— start Given data —

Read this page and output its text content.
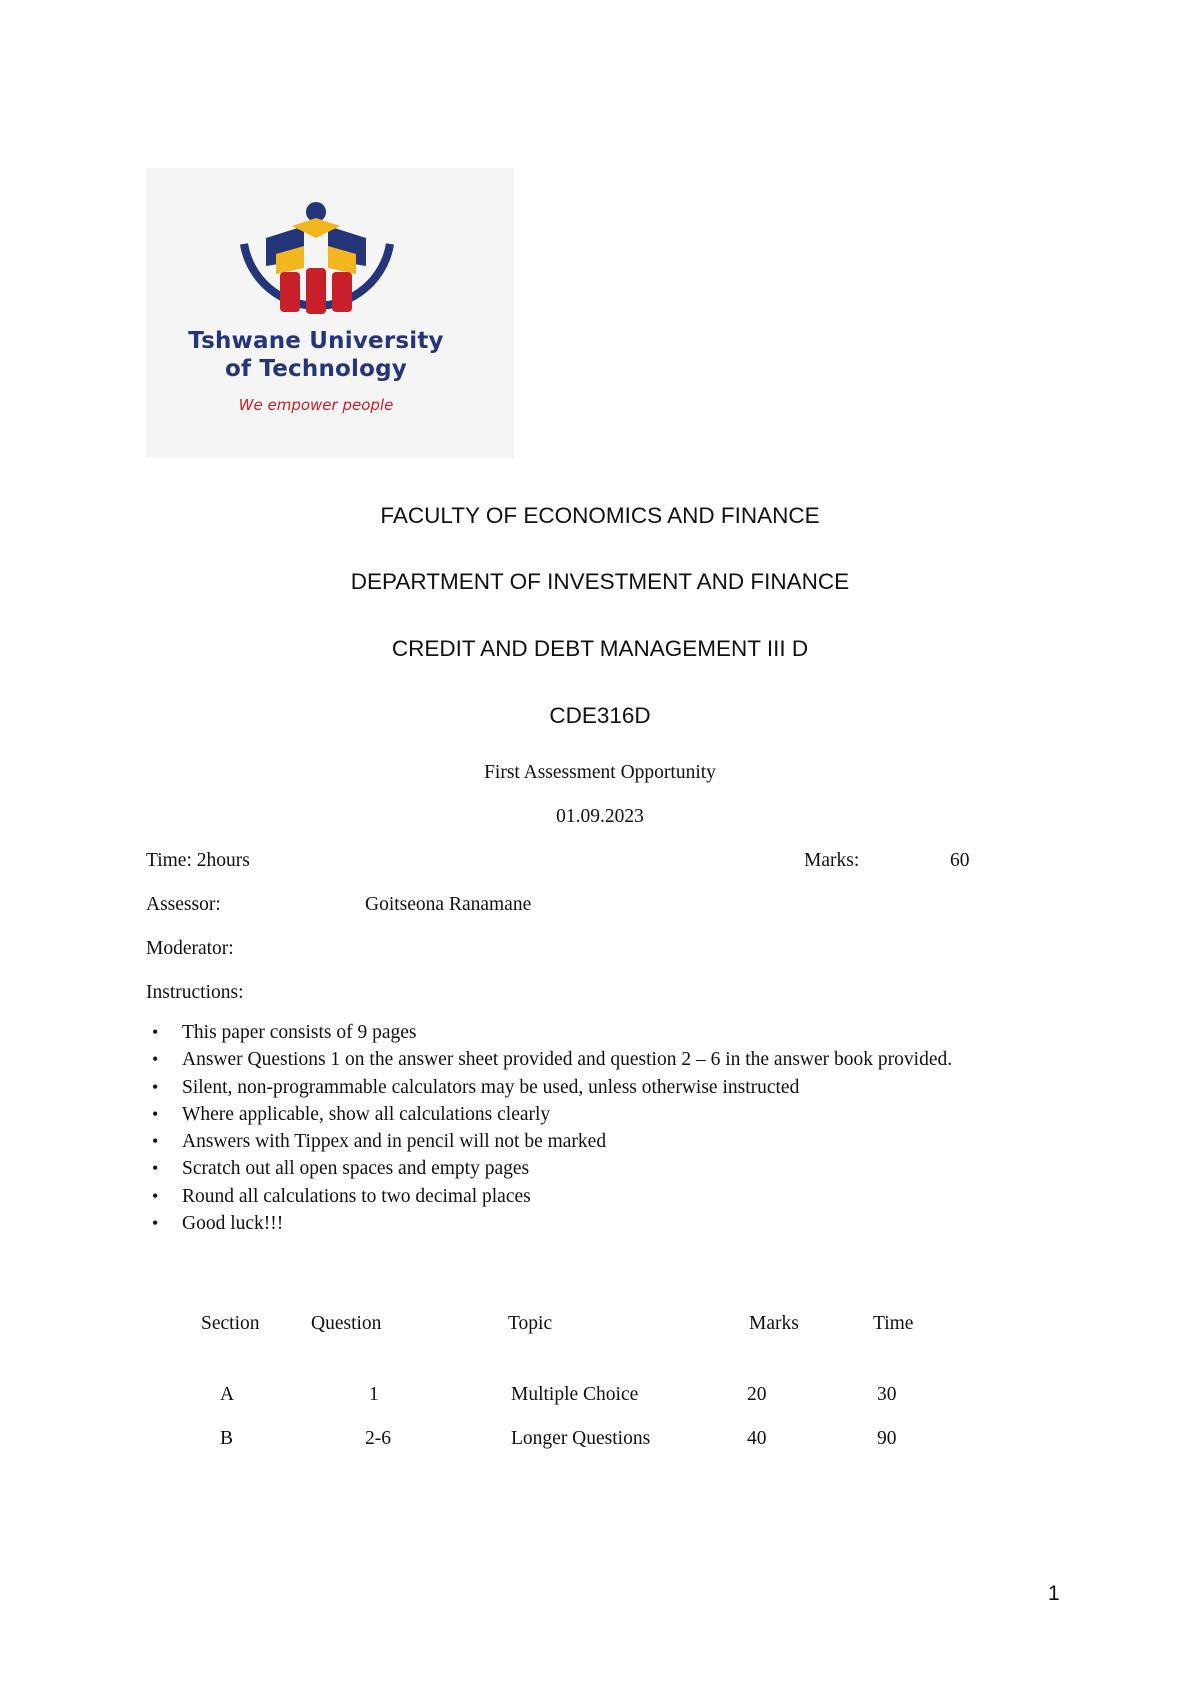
Tshwane University
of Technology
We empower people
FACULTY OF ECONOMICS AND FINANCE
DEPARTMENT OF INVESTMENT AND FINANCE
CREDIT AND DEBT MANAGEMENT III D
CDE316D
First Assessment Opportunity
01.09.2023
Time: 2hours	Marks:	60
Assessor:	Goitseona Ranamane
Moderator:
Instructions:
• This paper consists of 9 pages
• Answer Questions 1 on the answer sheet provided and question 2 – 6 in the answer book provided.
• Silent, non-programmable calculators may be used, unless otherwise instructed
• Where applicable, show all calculations clearly
• Answers with Tippex and in pencil will not be marked
• Scratch out all open spaces and empty pages
• Round all calculations to two decimal places
• Good luck!!!
Section	Question	Topic	Marks	Time
A	1	Multiple Choice	20	30
B	2-6	Longer Questions	40	90
1
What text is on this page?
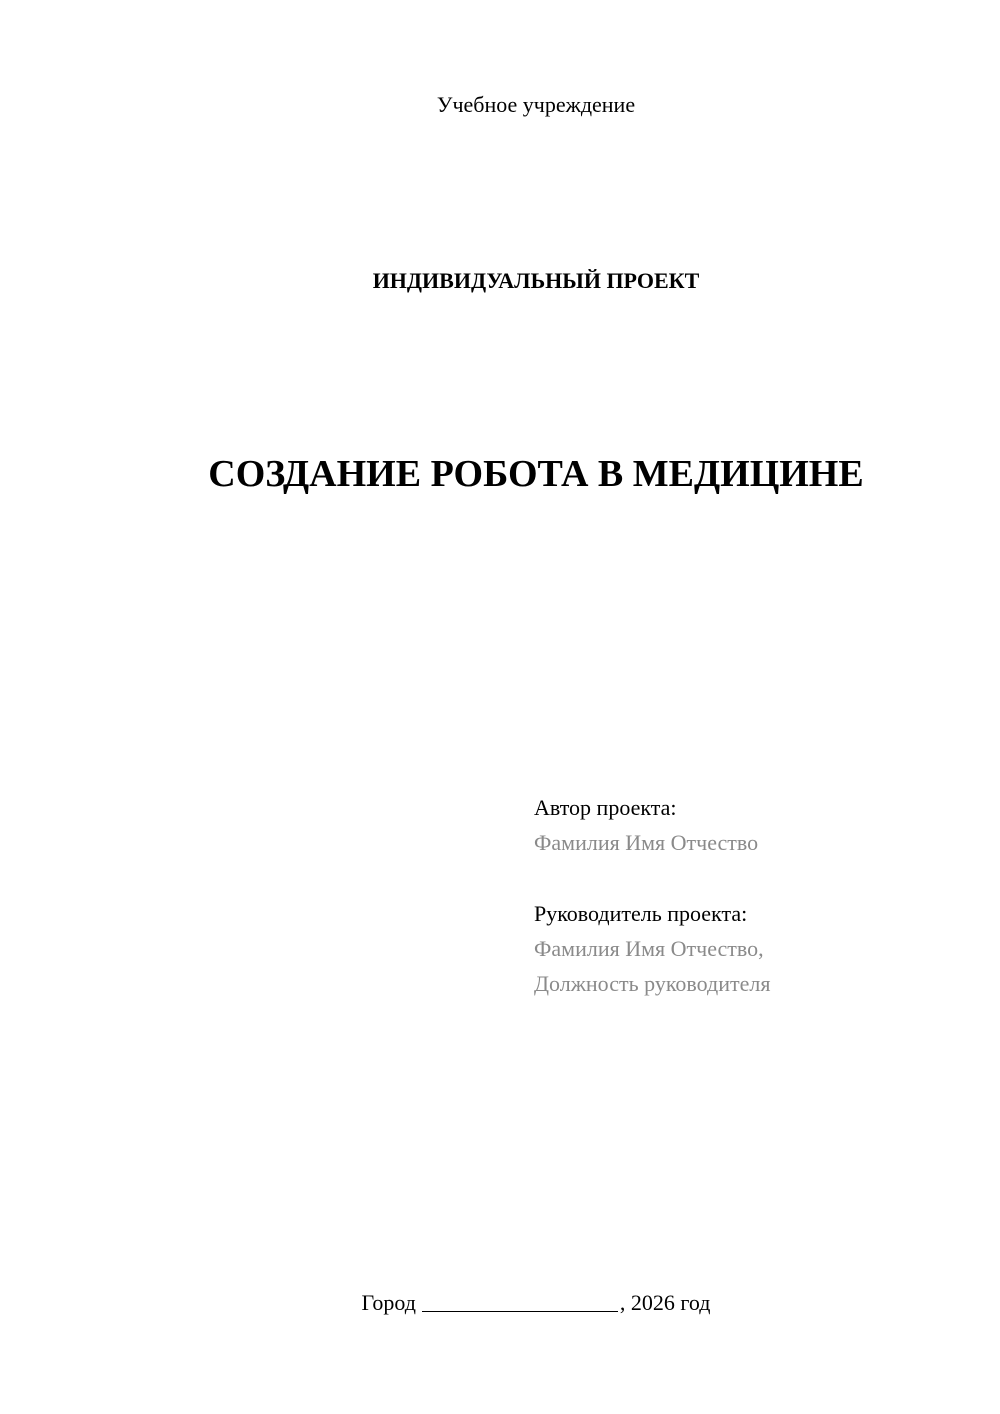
Учебное учреждение
ИНДИВИДУАЛЬНЫЙ ПРОЕКТ
СОЗДАНИЕ РОБОТА В МЕДИЦИНЕ
Автор проекта:
Фамилия Имя Отчество
Руководитель проекта:
Фамилия Имя Отчество,
Должность руководителя
Город	, 2026 год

— end Given data —

» **Aim**
Without the pictures, extract every entry verbatim.

» **Exercise result**
Read this page and output its text content.
Tshwane University
of Technology
We empower people
FACULTY OF ECONOMICS AND FINANCE
DEPARTMENT OF INVESTMENT AND FINANCE
CREDIT AND DEBT MANAGEMENT III D
CDE316D
First Assessment Opportunity
01.09.2023
Time: 2hours	Marks:	60
Assessor:	Goitseona Ranamane
Moderator:
Instructions:
• This paper consists of 9 pages
• Answer Questions 1 on the answer sheet provided and question 2 – 6 in the answer book provided.
• Silent, non-programmable calculators may be used, unless otherwise instructed
• Where applicable, show all calculations clearly
• Answers with Tippex and in pencil will not be marked
• Scratch out all open spaces and empty pages
• Round all calculations to two decimal places
• Good luck!!!
Section	Question	Topic	Marks	Time
A	1	Multiple Choice	20	30
B	2-6	Longer Questions	40	90
1
What text is on this page?
Учебное учреждение
ИНДИВИДУАЛЬНЫЙ ПРОЕКТ
СОЗДАНИЕ РОБОТА В МЕДИЦИНЕ
Автор проекта:
Фамилия Имя Отчество
Руководитель проекта:
Фамилия Имя Отчество,
Должность руководителя
Город	, 2026 год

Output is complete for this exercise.